Quote each record exactly, please, leaving none out.

MATERIAL FOR THE TASK ::
┌──

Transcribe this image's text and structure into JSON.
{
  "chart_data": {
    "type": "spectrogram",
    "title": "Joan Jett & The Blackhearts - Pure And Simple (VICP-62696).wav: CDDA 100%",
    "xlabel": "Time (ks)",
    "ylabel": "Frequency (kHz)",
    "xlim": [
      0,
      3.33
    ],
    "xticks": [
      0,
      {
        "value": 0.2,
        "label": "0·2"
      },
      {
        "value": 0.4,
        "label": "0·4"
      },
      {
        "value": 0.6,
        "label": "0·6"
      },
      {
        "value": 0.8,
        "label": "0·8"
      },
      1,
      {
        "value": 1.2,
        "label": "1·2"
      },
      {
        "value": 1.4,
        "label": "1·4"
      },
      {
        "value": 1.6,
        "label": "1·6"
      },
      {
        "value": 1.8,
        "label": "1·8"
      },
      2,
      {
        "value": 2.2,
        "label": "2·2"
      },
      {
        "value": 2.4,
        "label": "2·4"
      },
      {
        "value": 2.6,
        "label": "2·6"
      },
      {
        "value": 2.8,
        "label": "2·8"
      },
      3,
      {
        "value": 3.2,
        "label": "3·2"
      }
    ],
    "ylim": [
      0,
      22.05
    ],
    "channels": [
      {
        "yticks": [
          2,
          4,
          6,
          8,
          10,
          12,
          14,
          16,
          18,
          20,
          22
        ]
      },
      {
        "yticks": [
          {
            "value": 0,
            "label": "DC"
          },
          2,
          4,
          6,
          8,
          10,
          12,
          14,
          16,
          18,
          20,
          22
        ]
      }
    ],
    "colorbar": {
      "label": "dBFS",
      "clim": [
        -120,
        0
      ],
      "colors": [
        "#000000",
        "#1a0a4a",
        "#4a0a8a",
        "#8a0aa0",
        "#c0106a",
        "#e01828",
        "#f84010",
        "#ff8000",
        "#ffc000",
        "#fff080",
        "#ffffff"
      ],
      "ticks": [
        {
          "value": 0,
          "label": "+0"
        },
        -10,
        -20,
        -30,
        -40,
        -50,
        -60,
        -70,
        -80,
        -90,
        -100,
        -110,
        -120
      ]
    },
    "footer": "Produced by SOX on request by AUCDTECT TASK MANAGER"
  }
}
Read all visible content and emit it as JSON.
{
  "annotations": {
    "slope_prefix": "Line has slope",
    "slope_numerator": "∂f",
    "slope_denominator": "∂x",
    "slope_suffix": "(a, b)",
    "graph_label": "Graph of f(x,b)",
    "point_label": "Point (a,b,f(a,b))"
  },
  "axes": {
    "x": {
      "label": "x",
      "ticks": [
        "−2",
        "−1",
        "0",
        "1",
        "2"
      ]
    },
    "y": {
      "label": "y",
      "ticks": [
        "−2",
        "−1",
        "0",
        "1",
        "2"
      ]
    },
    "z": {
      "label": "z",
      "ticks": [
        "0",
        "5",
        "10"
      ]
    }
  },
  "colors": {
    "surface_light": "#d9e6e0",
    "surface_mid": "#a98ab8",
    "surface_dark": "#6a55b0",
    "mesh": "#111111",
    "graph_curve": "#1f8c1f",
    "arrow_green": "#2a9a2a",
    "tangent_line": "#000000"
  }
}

└──

COMPLETED EXERCISE ::
Transcribe this image's text and structure into JSON.
{
  "chart_data": {
    "type": "spectrogram",
    "title": "Joan Jett & The Blackhearts - Pure And Simple (VICP-62696).wav: CDDA 100%",
    "xlabel": "Time (ks)",
    "ylabel": "Frequency (kHz)",
    "xlim": [
      0,
      3.33
    ],
    "xticks": [
      0,
      {
        "value": 0.2,
        "label": "0·2"
      },
      {
        "value": 0.4,
        "label": "0·4"
      },
      {
        "value": 0.6,
        "label": "0·6"
      },
      {
        "value": 0.8,
        "label": "0·8"
      },
      1,
      {
        "value": 1.2,
        "label": "1·2"
      },
      {
        "value": 1.4,
        "label": "1·4"
      },
      {
        "value": 1.6,
        "label": "1·6"
      },
      {
        "value": 1.8,
        "label": "1·8"
      },
      2,
      {
        "value": 2.2,
        "label": "2·2"
      },
      {
        "value": 2.4,
        "label": "2·4"
      },
      {
        "value": 2.6,
        "label": "2·6"
      },
      {
        "value": 2.8,
        "label": "2·8"
      },
      3,
      {
        "value": 3.2,
        "label": "3·2"
      }
    ],
    "ylim": [
      0,
      22.05
    ],
    "channels": [
      {
        "yticks": [
          2,
          4,
          6,
          8,
          10,
          12,
          14,
          16,
          18,
          20,
          22
        ]
      },
      {
        "yticks": [
          {
            "value": 0,
            "label": "DC"
          },
          2,
          4,
          6,
          8,
          10,
          12,
          14,
          16,
          18,
          20,
          22
        ]
      }
    ],
    "colorbar": {
      "label": "dBFS",
      "clim": [
        -120,
        0
      ],
      "colors": [
        "#000000",
        "#1a0a4a",
        "#4a0a8a",
        "#8a0aa0",
        "#c0106a",
        "#e01828",
        "#f84010",
        "#ff8000",
        "#ffc000",
        "#fff080",
        "#ffffff"
      ],
      "ticks": [
        {
          "value": 0,
          "label": "+0"
        },
        -10,
        -20,
        -30,
        -40,
        -50,
        -60,
        -70,
        -80,
        -90,
        -100,
        -110,
        -120
      ]
    },
    "footer": "Produced by SOX on request by AUCDTECT TASK MANAGER"
  }
}
Read all visible content and emit it as JSON.
{
  "annotations": {
    "slope_prefix": "Line has slope",
    "slope_numerator": "∂f",
    "slope_denominator": "∂x",
    "slope_suffix": "(a, b)",
    "graph_label": "Graph of f(x,b)",
    "point_label": "Point (a,b,f(a,b))"
  },
  "axes": {
    "x": {
      "label": "x",
      "ticks": [
        "−2",
        "−1",
        "0",
        "1",
        "2"
      ]
    },
    "y": {
      "label": "y",
      "ticks": [
        "−2",
        "−1",
        "0",
        "1",
        "2"
      ]
    },
    "z": {
      "label": "z",
      "ticks": [
        "0",
        "5",
        "10"
      ]
    }
  },
  "colors": {
    "surface_light": "#d9e6e0",
    "surface_mid": "#a98ab8",
    "surface_dark": "#6a55b0",
    "mesh": "#111111",
    "graph_curve": "#1f8c1f",
    "arrow_green": "#2a9a2a",
    "tangent_line": "#000000"
  }
}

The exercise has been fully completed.